== Material for this exercise

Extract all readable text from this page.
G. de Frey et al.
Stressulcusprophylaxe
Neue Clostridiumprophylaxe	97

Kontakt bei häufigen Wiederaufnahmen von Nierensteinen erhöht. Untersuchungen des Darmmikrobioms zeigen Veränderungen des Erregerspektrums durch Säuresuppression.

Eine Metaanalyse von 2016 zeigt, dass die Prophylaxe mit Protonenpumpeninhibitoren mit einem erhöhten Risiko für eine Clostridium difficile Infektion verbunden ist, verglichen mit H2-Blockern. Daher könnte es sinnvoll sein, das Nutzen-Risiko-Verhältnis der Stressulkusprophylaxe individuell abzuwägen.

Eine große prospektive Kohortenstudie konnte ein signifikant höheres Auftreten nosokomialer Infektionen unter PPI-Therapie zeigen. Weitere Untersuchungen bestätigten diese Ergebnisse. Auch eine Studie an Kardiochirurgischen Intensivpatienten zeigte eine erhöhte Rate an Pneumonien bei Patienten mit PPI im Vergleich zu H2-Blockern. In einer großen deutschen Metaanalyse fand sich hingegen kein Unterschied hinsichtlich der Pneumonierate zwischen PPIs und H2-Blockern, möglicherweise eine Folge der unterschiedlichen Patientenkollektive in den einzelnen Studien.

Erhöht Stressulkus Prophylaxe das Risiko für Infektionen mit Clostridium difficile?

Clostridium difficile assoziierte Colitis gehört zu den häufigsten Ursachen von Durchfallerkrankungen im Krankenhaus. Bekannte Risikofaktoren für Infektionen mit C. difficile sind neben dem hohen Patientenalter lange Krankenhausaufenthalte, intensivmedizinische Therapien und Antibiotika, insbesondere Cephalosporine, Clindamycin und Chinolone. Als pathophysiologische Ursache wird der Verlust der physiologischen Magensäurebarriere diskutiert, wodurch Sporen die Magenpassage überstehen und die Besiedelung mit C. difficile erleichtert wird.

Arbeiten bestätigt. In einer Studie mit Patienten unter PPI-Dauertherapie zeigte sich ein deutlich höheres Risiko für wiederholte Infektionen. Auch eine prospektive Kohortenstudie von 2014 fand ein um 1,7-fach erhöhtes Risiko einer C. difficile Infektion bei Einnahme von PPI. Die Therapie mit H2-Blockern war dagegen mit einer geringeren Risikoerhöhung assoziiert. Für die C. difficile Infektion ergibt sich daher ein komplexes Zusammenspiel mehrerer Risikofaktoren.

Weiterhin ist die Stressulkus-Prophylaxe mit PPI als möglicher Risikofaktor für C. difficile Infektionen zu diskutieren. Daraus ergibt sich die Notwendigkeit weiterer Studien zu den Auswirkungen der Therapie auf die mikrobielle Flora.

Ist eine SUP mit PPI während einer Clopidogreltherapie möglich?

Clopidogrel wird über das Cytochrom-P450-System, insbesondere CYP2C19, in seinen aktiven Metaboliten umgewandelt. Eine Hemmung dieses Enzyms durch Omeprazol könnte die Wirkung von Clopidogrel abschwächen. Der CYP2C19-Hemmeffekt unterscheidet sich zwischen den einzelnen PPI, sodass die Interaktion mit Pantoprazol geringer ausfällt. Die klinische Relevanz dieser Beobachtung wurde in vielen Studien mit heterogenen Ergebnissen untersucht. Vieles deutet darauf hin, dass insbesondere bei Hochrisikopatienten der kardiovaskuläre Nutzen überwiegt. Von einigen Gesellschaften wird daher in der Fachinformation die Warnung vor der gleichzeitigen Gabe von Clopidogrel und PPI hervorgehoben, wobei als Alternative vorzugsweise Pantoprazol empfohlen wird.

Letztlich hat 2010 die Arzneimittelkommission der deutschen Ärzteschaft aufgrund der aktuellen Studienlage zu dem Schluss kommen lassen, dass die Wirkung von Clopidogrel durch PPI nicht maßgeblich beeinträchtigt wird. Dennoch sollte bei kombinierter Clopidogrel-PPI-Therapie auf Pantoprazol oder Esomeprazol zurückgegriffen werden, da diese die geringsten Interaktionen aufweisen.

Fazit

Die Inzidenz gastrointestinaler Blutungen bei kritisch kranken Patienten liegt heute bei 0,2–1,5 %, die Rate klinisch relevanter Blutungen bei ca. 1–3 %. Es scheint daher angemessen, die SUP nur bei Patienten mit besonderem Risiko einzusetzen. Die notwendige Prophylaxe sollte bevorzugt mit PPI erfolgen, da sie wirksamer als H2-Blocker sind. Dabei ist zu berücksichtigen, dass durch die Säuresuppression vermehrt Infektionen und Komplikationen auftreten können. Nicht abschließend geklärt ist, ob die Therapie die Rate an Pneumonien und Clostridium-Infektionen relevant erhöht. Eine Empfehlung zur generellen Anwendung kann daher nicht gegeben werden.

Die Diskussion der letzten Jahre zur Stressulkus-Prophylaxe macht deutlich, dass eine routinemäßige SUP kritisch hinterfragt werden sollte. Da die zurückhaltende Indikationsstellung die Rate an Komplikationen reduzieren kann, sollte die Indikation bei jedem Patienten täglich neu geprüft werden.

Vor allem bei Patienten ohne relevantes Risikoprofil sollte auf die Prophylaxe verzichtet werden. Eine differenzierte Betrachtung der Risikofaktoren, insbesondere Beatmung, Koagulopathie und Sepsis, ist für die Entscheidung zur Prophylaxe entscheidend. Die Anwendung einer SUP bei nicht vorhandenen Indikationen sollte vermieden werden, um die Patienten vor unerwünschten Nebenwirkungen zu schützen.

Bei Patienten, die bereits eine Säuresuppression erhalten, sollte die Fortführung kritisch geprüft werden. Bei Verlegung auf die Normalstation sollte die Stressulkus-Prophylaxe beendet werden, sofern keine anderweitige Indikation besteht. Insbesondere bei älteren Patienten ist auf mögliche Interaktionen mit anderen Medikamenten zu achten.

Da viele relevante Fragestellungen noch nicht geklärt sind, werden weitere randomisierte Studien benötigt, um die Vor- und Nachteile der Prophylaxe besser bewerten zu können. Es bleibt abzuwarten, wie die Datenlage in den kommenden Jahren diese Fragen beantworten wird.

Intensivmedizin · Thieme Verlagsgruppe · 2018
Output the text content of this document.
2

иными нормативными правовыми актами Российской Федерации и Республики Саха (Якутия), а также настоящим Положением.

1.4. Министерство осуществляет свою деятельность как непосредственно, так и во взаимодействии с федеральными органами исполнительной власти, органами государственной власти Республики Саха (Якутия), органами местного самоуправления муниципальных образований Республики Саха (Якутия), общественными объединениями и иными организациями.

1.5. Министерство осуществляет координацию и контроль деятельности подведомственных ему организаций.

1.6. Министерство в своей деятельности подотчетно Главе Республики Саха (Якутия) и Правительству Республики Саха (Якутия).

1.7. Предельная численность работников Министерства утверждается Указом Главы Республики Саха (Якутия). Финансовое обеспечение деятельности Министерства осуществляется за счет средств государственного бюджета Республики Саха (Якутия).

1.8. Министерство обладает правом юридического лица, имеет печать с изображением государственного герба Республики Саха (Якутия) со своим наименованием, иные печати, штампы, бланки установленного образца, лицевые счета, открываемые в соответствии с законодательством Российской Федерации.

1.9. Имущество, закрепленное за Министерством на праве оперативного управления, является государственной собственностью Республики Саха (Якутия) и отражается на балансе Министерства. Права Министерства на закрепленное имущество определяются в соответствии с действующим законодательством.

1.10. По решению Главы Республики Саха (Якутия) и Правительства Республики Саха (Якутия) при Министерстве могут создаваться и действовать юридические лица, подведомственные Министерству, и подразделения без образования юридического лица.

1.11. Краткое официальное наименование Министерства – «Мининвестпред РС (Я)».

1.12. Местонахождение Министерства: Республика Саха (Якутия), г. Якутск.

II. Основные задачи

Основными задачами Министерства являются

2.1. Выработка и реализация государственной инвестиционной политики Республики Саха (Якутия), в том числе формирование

====

__What you are asked to do__: Copy out every line of the material above that mentions the word "Российской".

__Exercise output__:
иными нормативными правовыми актами Российской Федерации и Республики Саха (Якутия), а также настоящим Положением.
1.8. Министерство обладает правом юридического лица, имеет печать с изображением государственного герба Республики Саха (Якутия) со своим наименованием, иные печати, штампы, бланки установленного образца, лицевые счета, открываемые в соответствии с законодательством Российской Федерации.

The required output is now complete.